Stored data

** start **

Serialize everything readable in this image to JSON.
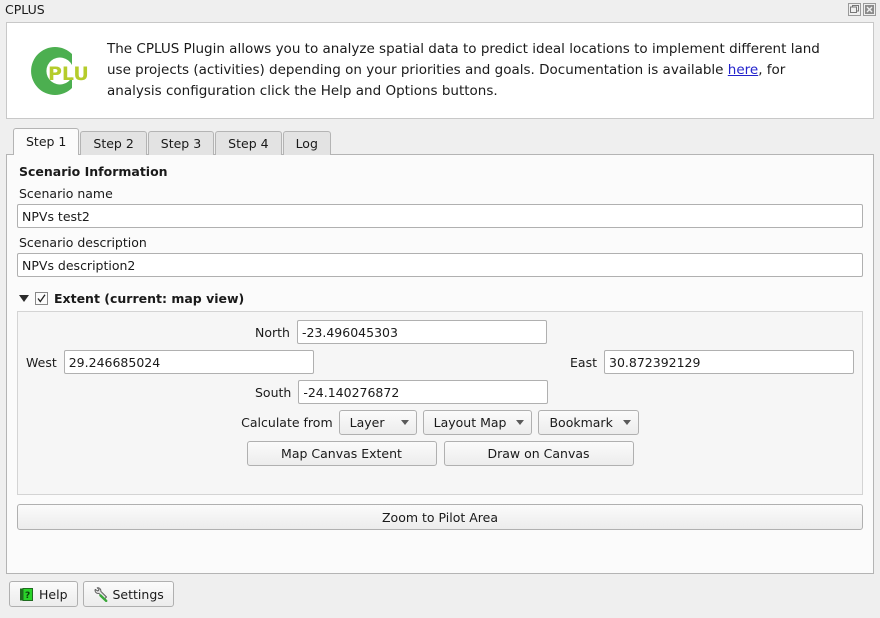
{
  "window": {
    "title": "CPLUS",
    "buttons": [
      {
        "name": "float-button",
        "glyph": "float-icon"
      },
      {
        "name": "close-button",
        "glyph": "close-icon"
      }
    ]
  },
  "banner": {
    "logo_alt": "cplus-logo",
    "logo_text": "PLUS",
    "text_before_link": "The CPLUS Plugin allows you to analyze spatial data to predict ideal locations to implement different land use projects (activities) depending on your priorities and goals. Documentation is available ",
    "link_text": "here",
    "text_after_link": ", for analysis configuration click the Help and Options buttons."
  },
  "tabs": [
    {
      "label": "Step 1",
      "active": true
    },
    {
      "label": "Step 2",
      "active": false
    },
    {
      "label": "Step 3",
      "active": false
    },
    {
      "label": "Step 4",
      "active": false
    },
    {
      "label": "Log",
      "active": false
    }
  ],
  "step1": {
    "section_title": "Scenario Information",
    "scenario_name": {
      "label": "Scenario name",
      "value": "NPVs test2",
      "placeholder": ""
    },
    "scenario_description": {
      "label": "Scenario description",
      "value": "NPVs description2",
      "placeholder": ""
    },
    "extent": {
      "title": "Extent (current: map view)",
      "checked": true,
      "expanded": true,
      "north": {
        "label": "North",
        "value": "-23.496045303"
      },
      "west": {
        "label": "West",
        "value": "29.246685024"
      },
      "east": {
        "label": "East",
        "value": "30.872392129"
      },
      "south": {
        "label": "South",
        "value": "-24.140276872"
      },
      "calculate_from_label": "Calculate from",
      "calculate_from_options": [
        {
          "label": "Layer"
        },
        {
          "label": "Layout Map"
        },
        {
          "label": "Bookmark"
        }
      ],
      "map_canvas_extent_label": "Map Canvas Extent",
      "draw_on_canvas_label": "Draw on Canvas"
    },
    "zoom_pilot_label": "Zoom to Pilot Area"
  },
  "footer": {
    "help_label": "Help",
    "settings_label": "Settings"
  },
  "colors": {
    "logo_ring": "#4caf50",
    "logo_text": "#b5cc2b",
    "link": "#2222cc",
    "window_bg": "#efefef",
    "panel_bg": "#fbfbfb",
    "group_bg": "#f6f6f6",
    "border": "#b4b4b4",
    "help_icon_green": "#29d329"
  }
}
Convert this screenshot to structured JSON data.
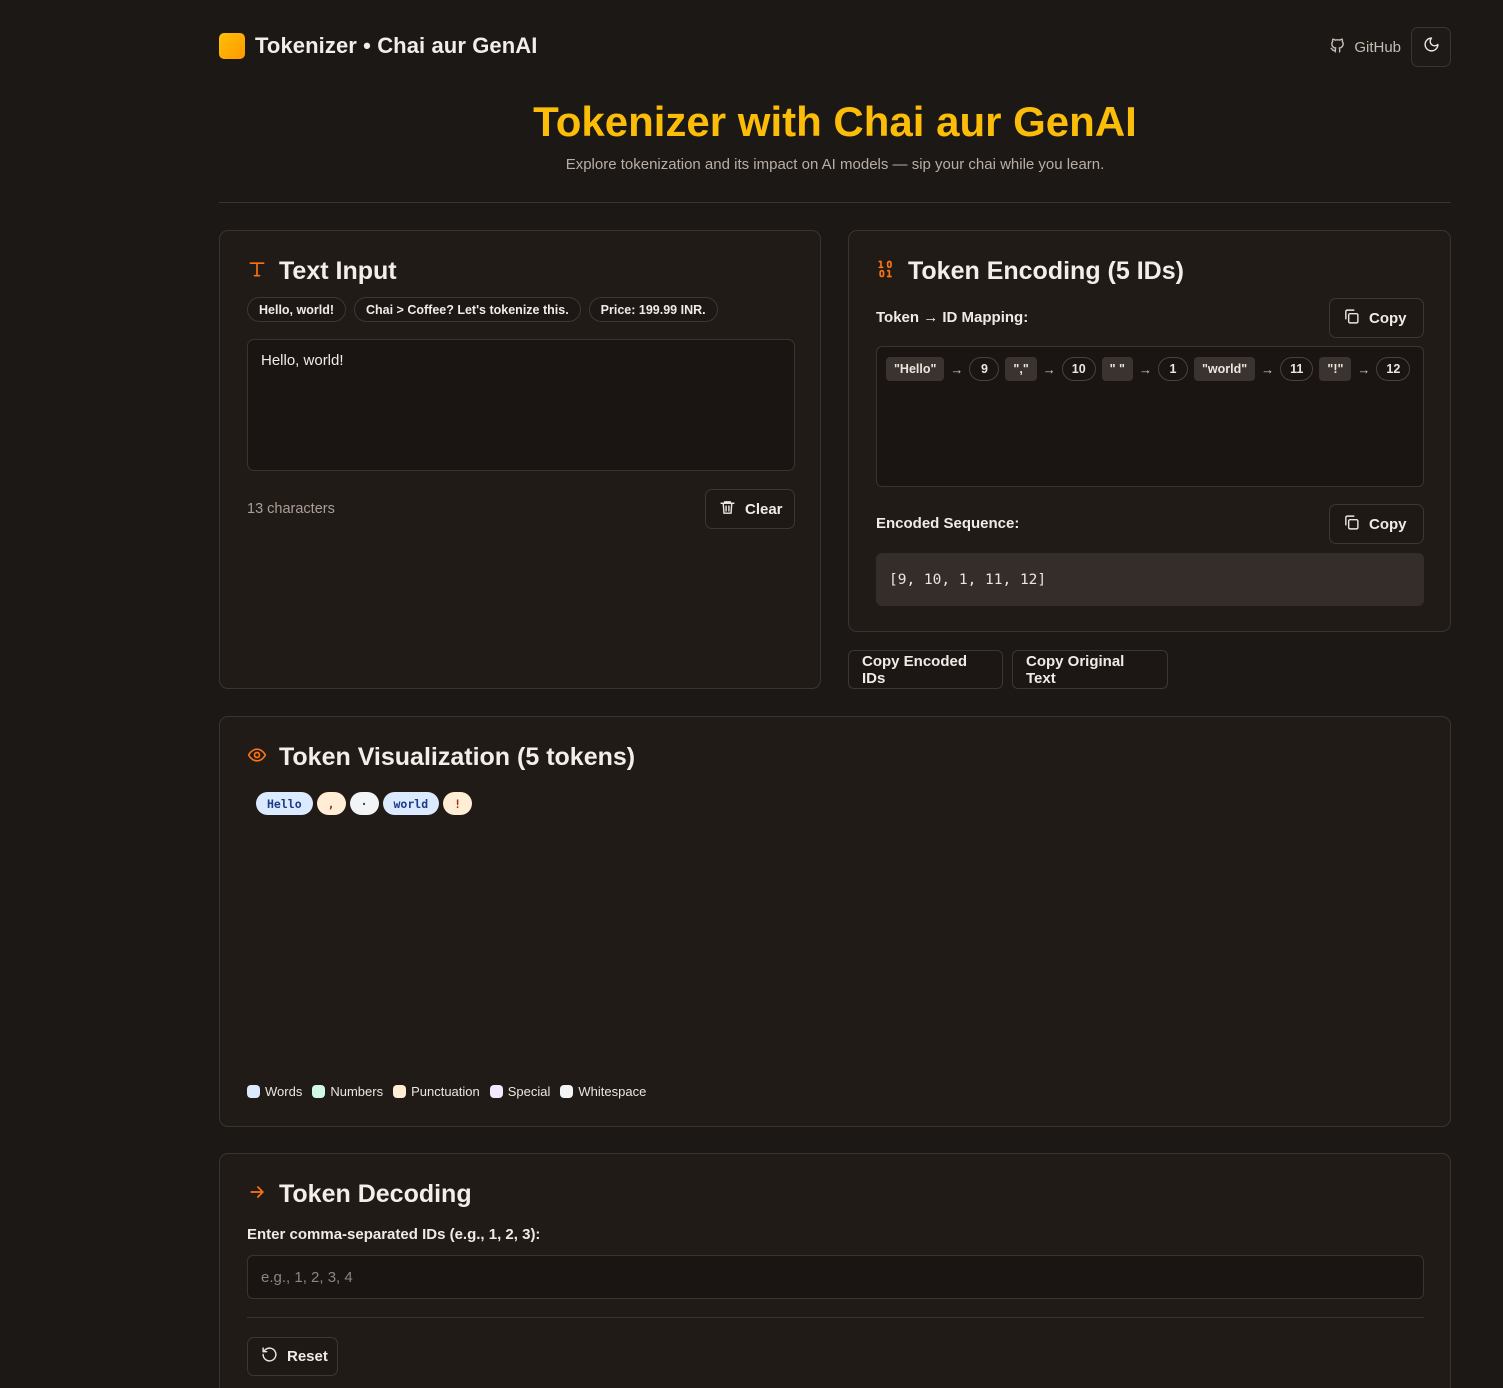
{
  "header": {
    "brand": "Tokenizer • Chai aur GenAI",
    "github_label": "GitHub",
    "icons": {
      "github": "github-icon",
      "theme": "moon-icon"
    }
  },
  "hero": {
    "title": "Tokenizer with Chai aur GenAI",
    "subtitle": "Explore tokenization and its impact on AI models — sip your chai while you learn."
  },
  "text_input": {
    "title": "Text Input",
    "examples": [
      "Hello, world!",
      "Chai > Coffee? Let's tokenize this.",
      "Price: 199.99 INR."
    ],
    "value": "Hello, world!",
    "char_count": "13 characters",
    "clear_label": "Clear"
  },
  "encoding": {
    "title": "Token Encoding (5 IDs)",
    "mapping_label": "Token → ID Mapping:",
    "copy_label": "Copy",
    "mapping": [
      {
        "token": "\"Hello\"",
        "id": "9"
      },
      {
        "token": "\",\"",
        "id": "10"
      },
      {
        "token": "\" \"",
        "id": "1"
      },
      {
        "token": "\"world\"",
        "id": "11"
      },
      {
        "token": "\"!\"",
        "id": "12"
      }
    ],
    "arrow": "→",
    "sequence_label": "Encoded Sequence:",
    "sequence": "[9, 10, 1, 11, 12]"
  },
  "actions": {
    "copy_encoded": "Copy Encoded IDs",
    "copy_original": "Copy Original Text"
  },
  "visualization": {
    "title": "Token Visualization (5 tokens)",
    "tokens": [
      {
        "text": "Hello",
        "kind": "word"
      },
      {
        "text": ",",
        "kind": "punct"
      },
      {
        "text": "·",
        "kind": "space"
      },
      {
        "text": "world",
        "kind": "word"
      },
      {
        "text": "!",
        "kind": "punct"
      }
    ],
    "legend": [
      {
        "label": "Words",
        "color": "#dbeafe"
      },
      {
        "label": "Numbers",
        "color": "#d1fae5"
      },
      {
        "label": "Punctuation",
        "color": "#ffedd5"
      },
      {
        "label": "Special",
        "color": "#f3e8ff"
      },
      {
        "label": "Whitespace",
        "color": "#f3f4f6"
      }
    ]
  },
  "decoding": {
    "title": "Token Decoding",
    "input_label": "Enter comma-separated IDs (e.g., 1, 2, 3):",
    "placeholder": "e.g., 1, 2, 3, 4",
    "reset_label": "Reset"
  },
  "colors": {
    "accent": "#fbbd08",
    "icon_accent": "#f97316",
    "background": "#1c1816",
    "card": "#211b17"
  }
}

** end **

Copy every line from the entries that contains the word "buttons".

■ FULL RESPONSE ■
    "buttons": [
    "text_after_link": ", for analysis configuration click the Help and Options buttons."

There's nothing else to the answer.